### Material for the task:

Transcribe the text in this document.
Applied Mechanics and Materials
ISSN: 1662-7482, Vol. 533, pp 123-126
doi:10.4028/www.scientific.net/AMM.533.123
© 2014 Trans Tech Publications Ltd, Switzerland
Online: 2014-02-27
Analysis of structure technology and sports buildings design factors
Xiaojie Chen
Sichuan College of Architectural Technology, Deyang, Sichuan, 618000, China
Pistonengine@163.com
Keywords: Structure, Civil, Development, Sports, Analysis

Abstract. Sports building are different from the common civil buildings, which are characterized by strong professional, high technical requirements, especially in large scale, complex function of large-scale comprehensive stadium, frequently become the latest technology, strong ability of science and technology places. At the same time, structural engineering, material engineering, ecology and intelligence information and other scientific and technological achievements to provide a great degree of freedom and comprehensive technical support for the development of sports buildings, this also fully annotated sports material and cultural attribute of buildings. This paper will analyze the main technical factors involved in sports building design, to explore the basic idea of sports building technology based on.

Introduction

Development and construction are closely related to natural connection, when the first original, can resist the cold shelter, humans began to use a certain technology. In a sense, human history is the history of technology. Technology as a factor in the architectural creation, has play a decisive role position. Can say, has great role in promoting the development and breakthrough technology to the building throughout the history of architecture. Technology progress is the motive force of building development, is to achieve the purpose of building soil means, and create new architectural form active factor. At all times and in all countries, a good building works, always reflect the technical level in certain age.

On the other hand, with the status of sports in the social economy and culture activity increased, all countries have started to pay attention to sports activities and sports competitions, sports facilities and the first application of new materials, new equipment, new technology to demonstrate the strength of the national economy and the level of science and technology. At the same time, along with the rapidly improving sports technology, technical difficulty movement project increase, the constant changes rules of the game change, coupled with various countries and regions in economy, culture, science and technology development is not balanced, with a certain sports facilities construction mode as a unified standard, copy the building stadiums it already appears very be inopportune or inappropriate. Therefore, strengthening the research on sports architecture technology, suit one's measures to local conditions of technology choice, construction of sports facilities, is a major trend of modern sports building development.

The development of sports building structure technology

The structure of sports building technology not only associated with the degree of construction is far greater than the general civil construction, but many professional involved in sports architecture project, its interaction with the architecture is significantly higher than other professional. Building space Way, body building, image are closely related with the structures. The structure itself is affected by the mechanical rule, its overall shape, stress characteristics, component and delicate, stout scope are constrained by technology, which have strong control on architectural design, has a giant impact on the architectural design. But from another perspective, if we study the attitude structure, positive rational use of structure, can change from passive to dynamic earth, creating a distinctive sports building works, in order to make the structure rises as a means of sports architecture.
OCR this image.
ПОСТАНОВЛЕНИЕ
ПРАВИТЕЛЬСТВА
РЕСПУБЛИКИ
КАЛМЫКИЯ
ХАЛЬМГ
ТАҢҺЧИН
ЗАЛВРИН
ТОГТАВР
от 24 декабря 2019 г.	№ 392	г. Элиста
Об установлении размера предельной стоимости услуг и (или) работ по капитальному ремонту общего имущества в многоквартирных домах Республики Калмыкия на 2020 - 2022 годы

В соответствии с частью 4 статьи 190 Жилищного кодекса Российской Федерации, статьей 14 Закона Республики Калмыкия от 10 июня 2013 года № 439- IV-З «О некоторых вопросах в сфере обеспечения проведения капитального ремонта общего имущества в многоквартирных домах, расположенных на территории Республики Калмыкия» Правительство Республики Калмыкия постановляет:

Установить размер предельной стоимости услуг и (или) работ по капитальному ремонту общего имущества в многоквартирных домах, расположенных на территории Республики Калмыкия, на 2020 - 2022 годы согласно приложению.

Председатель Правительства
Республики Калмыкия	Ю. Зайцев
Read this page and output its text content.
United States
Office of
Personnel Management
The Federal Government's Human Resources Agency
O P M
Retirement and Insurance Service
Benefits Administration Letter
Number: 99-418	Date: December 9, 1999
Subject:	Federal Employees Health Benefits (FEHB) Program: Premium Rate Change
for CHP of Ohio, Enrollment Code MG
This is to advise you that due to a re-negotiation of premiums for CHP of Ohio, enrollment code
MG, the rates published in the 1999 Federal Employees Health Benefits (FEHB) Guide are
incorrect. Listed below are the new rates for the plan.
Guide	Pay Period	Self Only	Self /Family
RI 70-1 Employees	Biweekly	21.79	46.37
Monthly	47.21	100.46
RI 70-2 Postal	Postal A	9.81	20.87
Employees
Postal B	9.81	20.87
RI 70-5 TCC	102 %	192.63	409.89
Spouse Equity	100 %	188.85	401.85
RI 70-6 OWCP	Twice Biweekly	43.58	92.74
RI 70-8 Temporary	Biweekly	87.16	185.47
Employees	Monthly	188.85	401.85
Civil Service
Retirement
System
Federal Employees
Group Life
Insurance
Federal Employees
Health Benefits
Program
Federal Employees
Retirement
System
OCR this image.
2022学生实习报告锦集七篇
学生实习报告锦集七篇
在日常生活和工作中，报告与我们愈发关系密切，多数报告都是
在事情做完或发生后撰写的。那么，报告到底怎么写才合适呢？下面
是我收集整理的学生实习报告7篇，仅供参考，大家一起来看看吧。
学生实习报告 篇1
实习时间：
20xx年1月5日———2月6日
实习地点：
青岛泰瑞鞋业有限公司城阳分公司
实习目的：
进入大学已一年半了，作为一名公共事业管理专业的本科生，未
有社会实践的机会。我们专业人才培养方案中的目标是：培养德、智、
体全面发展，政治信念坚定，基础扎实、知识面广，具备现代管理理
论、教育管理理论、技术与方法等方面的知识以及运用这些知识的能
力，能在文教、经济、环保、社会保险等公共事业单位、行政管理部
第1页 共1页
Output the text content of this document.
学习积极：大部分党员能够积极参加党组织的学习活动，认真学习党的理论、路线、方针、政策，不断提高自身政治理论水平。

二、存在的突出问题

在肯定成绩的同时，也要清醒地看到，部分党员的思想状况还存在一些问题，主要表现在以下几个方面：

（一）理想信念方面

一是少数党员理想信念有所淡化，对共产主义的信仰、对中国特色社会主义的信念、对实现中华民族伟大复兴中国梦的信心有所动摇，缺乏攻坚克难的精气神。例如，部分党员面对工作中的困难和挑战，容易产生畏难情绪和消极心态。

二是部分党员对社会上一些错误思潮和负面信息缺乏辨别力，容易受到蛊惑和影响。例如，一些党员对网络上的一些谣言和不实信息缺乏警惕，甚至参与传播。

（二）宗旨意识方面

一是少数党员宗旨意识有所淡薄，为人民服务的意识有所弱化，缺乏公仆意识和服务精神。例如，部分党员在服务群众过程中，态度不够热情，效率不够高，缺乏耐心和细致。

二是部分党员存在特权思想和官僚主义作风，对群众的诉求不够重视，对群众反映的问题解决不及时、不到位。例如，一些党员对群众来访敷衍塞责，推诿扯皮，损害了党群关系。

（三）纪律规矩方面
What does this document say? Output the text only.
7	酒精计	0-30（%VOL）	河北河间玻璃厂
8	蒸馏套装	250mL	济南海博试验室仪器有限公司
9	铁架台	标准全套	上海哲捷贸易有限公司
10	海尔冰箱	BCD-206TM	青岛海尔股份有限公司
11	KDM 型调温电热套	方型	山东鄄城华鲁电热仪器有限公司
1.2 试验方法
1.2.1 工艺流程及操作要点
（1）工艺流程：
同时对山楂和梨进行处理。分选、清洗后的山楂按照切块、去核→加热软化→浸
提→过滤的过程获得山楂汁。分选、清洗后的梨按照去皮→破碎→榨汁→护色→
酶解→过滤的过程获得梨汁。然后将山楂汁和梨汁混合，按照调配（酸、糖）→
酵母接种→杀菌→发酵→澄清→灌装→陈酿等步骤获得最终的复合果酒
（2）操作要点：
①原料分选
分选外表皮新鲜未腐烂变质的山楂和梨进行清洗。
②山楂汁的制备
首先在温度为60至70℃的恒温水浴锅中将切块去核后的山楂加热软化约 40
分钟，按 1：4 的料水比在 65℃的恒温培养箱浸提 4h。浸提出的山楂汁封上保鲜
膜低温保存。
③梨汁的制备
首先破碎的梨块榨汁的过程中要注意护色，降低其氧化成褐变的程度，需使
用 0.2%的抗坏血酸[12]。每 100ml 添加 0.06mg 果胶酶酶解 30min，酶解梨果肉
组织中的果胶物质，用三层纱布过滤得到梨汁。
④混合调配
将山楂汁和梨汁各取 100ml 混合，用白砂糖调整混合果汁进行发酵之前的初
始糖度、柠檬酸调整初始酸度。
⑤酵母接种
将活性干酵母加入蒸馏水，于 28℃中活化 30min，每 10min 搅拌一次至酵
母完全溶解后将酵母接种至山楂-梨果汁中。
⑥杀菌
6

### Challenge:
Select and copy every line of the listing with the word "услуг".

### Response:
Об установлении размера предельной стоимости услуг и (или) работ по капитальному ремонту общего имущества в многоквартирных домах Республики Калмыкия на 2020 - 2022 годы
Установить размер предельной стоимости услуг и (или) работ по капитальному ремонту общего имущества в многоквартирных домах, расположенных на территории Республики Калмыкия, на 2020 - 2022 годы согласно приложению.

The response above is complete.